## Start Exercise inputs

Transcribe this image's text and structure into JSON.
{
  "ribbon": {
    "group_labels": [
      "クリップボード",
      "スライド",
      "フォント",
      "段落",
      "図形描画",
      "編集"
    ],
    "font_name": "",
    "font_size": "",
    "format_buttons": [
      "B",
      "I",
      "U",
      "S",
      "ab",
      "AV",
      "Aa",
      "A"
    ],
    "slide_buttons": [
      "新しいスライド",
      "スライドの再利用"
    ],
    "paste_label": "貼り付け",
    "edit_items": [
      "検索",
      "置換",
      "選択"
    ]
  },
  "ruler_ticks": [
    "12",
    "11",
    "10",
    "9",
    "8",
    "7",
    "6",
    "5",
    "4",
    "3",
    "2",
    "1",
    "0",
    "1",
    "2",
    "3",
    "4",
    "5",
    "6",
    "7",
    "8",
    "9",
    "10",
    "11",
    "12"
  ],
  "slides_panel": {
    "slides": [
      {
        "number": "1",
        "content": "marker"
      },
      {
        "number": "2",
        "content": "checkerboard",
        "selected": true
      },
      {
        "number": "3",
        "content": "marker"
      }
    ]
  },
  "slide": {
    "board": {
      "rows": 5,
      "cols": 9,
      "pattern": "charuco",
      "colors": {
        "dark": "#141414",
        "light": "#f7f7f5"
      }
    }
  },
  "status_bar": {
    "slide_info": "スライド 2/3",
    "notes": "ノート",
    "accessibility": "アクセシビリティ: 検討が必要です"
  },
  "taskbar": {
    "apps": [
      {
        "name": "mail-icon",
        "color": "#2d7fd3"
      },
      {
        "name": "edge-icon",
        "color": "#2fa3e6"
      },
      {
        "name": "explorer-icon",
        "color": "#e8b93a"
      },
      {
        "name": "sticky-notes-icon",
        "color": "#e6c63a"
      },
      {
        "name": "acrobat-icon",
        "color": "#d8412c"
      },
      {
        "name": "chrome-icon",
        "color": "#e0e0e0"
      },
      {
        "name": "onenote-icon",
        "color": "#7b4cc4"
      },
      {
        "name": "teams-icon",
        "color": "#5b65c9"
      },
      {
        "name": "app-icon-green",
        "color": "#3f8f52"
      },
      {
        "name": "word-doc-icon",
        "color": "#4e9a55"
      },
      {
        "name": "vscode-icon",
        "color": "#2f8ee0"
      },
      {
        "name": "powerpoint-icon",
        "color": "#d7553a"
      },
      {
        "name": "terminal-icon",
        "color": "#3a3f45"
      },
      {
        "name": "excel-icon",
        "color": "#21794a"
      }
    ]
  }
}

## End Exercise inputs

§ Aim of the task
Retype the listing exactly, in full.

§ Solution
Transcribe this image's text and structure into JSON.
{
  "ribbon": {
    "group_labels": [
      "クリップボード",
      "スライド",
      "フォント",
      "段落",
      "図形描画",
      "編集"
    ],
    "font_name": "",
    "font_size": "",
    "format_buttons": [
      "B",
      "I",
      "U",
      "S",
      "ab",
      "AV",
      "Aa",
      "A"
    ],
    "slide_buttons": [
      "新しいスライド",
      "スライドの再利用"
    ],
    "paste_label": "貼り付け",
    "edit_items": [
      "検索",
      "置換",
      "選択"
    ]
  },
  "ruler_ticks": [
    "12",
    "11",
    "10",
    "9",
    "8",
    "7",
    "6",
    "5",
    "4",
    "3",
    "2",
    "1",
    "0",
    "1",
    "2",
    "3",
    "4",
    "5",
    "6",
    "7",
    "8",
    "9",
    "10",
    "11",
    "12"
  ],
  "slides_panel": {
    "slides": [
      {
        "number": "1",
        "content": "marker"
      },
      {
        "number": "2",
        "content": "checkerboard",
        "selected": true
      },
      {
        "number": "3",
        "content": "marker"
      }
    ]
  },
  "slide": {
    "board": {
      "rows": 5,
      "cols": 9,
      "pattern": "charuco",
      "colors": {
        "dark": "#141414",
        "light": "#f7f7f5"
      }
    }
  },
  "status_bar": {
    "slide_info": "スライド 2/3",
    "notes": "ノート",
    "accessibility": "アクセシビリティ: 検討が必要です"
  },
  "taskbar": {
    "apps": [
      {
        "name": "mail-icon",
        "color": "#2d7fd3"
      },
      {
        "name": "edge-icon",
        "color": "#2fa3e6"
      },
      {
        "name": "explorer-icon",
        "color": "#e8b93a"
      },
      {
        "name": "sticky-notes-icon",
        "color": "#e6c63a"
      },
      {
        "name": "acrobat-icon",
        "color": "#d8412c"
      },
      {
        "name": "chrome-icon",
        "color": "#e0e0e0"
      },
      {
        "name": "onenote-icon",
        "color": "#7b4cc4"
      },
      {
        "name": "teams-icon",
        "color": "#5b65c9"
      },
      {
        "name": "app-icon-green",
        "color": "#3f8f52"
      },
      {
        "name": "word-doc-icon",
        "color": "#4e9a55"
      },
      {
        "name": "vscode-icon",
        "color": "#2f8ee0"
      },
      {
        "name": "powerpoint-icon",
        "color": "#d7553a"
      },
      {
        "name": "terminal-icon",
        "color": "#3a3f45"
      },
      {
        "name": "excel-icon",
        "color": "#21794a"
      }
    ]
  }
}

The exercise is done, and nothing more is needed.